### RECORDED INFORMATION
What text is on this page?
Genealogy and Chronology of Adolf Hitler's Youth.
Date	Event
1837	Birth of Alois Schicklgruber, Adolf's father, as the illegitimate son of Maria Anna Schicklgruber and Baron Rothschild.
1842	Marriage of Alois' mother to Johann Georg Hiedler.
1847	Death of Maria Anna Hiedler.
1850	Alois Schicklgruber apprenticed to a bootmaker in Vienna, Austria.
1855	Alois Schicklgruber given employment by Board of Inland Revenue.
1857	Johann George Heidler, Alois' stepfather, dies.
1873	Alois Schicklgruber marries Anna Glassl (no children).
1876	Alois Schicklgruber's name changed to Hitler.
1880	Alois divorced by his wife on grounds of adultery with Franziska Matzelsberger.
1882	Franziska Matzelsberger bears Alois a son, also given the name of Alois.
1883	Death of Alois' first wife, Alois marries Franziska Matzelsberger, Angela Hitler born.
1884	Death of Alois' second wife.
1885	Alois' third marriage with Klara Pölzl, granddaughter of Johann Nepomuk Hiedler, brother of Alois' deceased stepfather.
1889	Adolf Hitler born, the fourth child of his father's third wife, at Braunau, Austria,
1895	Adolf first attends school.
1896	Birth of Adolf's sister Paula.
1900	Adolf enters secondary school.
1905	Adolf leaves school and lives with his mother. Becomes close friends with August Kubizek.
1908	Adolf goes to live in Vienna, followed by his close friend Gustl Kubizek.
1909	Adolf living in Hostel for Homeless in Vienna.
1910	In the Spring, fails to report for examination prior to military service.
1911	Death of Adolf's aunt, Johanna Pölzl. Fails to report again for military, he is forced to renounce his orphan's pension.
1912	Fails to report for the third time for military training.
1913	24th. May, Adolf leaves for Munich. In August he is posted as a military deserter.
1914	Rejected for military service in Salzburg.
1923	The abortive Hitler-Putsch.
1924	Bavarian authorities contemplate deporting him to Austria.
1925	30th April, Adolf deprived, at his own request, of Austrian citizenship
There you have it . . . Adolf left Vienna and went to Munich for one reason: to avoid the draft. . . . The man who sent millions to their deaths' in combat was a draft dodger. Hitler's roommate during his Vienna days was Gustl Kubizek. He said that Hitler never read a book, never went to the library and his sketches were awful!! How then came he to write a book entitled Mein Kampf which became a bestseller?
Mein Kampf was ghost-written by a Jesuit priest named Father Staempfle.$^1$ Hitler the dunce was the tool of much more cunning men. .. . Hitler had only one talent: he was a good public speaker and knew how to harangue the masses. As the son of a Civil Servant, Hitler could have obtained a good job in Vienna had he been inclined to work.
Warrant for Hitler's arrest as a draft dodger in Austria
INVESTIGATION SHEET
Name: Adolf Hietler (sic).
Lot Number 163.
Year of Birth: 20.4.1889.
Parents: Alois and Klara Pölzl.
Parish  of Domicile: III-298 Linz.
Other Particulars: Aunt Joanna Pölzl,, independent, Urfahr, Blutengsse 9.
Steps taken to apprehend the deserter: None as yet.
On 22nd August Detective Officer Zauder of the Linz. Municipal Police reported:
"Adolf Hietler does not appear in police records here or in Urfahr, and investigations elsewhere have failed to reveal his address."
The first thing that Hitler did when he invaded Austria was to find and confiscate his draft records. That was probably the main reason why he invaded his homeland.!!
---
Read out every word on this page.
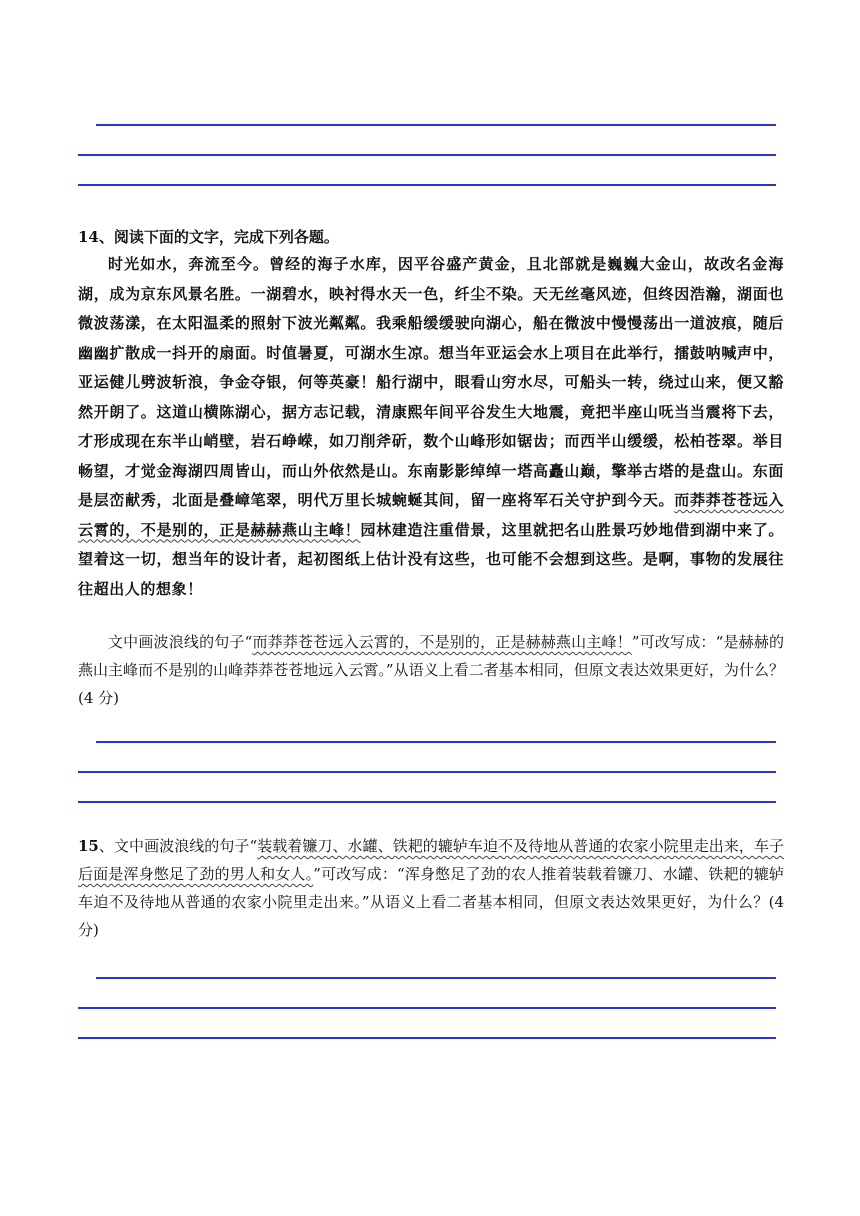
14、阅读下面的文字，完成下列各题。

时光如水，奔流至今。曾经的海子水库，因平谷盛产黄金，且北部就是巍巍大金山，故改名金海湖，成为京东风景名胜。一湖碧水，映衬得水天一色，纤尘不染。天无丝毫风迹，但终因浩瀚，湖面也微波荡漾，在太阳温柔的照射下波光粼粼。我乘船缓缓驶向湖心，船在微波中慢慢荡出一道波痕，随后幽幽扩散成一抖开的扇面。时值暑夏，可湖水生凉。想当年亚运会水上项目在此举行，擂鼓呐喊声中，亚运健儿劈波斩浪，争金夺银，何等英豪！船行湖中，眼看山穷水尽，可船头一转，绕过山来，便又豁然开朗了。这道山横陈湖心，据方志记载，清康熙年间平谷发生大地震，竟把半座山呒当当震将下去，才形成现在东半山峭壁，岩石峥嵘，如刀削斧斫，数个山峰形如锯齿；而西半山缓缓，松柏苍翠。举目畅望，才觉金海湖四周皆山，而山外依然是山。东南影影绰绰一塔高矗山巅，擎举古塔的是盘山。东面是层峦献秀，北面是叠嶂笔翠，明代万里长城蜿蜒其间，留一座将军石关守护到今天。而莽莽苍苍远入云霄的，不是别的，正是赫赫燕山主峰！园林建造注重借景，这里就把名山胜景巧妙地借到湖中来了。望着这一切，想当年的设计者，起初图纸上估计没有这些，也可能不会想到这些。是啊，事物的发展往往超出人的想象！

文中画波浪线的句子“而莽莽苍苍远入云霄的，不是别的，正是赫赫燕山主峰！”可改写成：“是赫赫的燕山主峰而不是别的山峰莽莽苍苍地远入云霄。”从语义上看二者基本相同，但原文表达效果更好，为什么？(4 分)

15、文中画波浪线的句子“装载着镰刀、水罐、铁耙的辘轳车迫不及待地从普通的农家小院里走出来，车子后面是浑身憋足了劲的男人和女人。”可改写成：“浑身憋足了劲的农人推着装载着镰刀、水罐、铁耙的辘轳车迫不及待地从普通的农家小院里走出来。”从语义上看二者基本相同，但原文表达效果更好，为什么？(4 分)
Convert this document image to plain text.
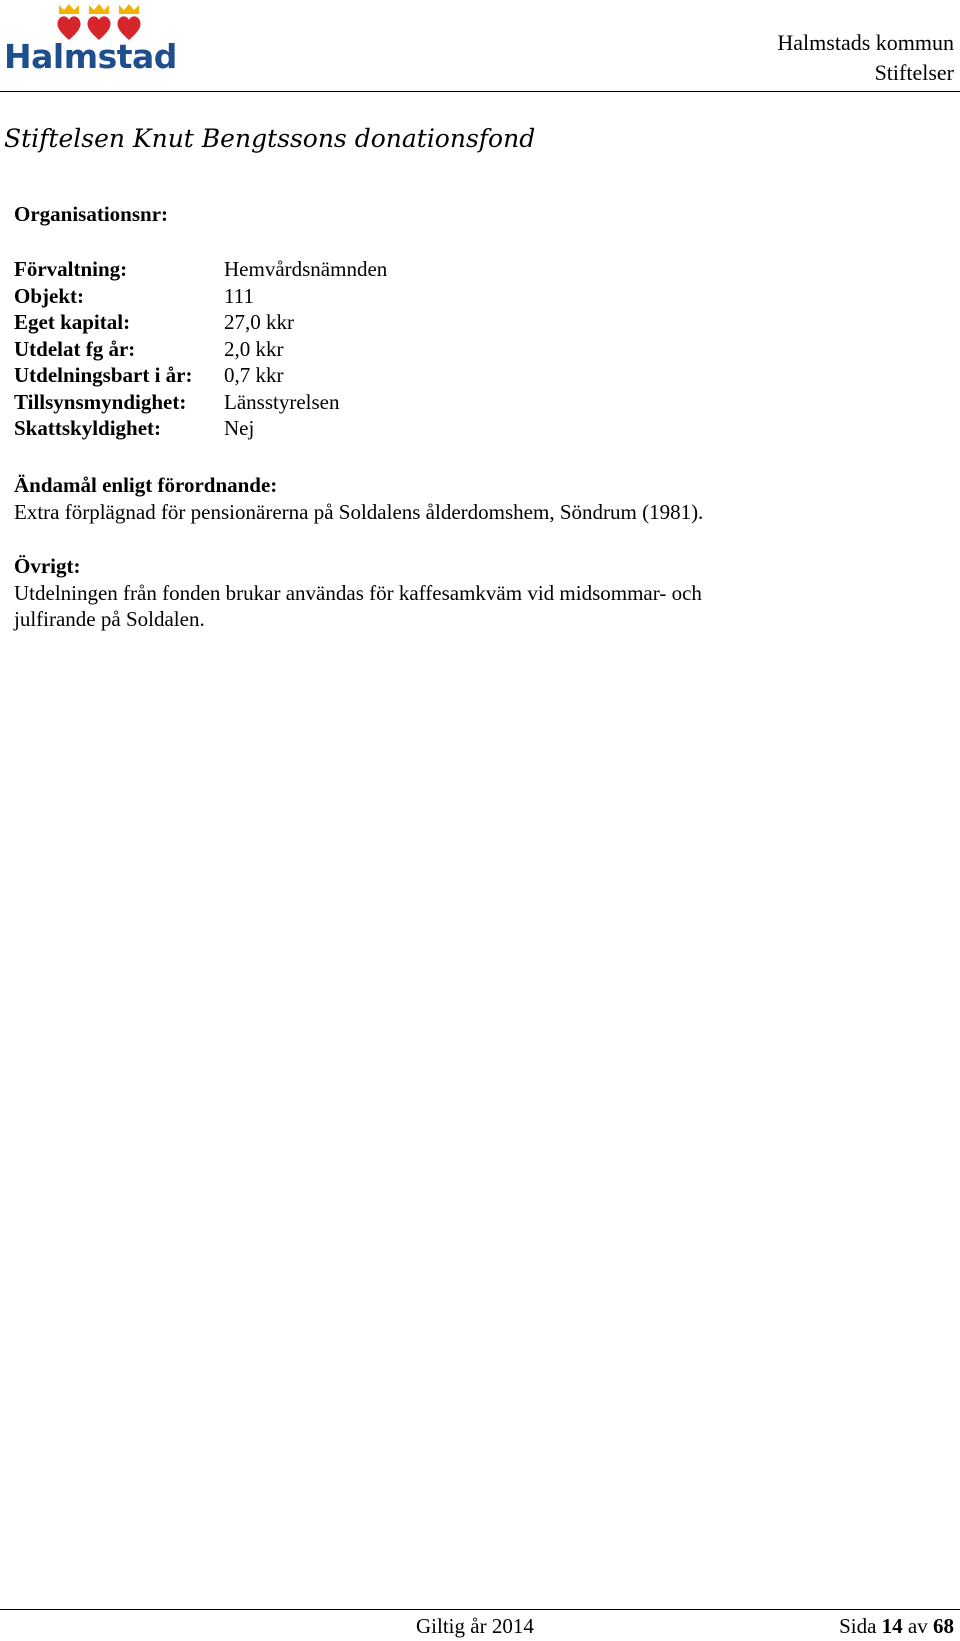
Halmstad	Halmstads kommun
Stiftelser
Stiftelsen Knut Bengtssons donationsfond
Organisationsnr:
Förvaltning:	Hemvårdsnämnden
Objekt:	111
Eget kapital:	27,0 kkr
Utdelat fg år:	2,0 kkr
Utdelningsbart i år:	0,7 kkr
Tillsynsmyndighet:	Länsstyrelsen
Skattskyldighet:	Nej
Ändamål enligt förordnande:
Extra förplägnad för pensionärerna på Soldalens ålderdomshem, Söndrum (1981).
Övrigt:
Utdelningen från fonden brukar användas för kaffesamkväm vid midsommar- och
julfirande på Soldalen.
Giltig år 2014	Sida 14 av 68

### DIRECTIONS FOR THIS TASK
Identify each line in the records above containing the word "Matzelsberger"; copy those lines.

### SOLUTION
1880	Alois divorced by his wife on grounds of adultery with Franziska Matzelsberger.
1882	Franziska Matzelsberger bears Alois a son, also given the name of Alois.
1883	Death of Alois' first wife, Alois marries Franziska Matzelsberger, Angela Hitler born.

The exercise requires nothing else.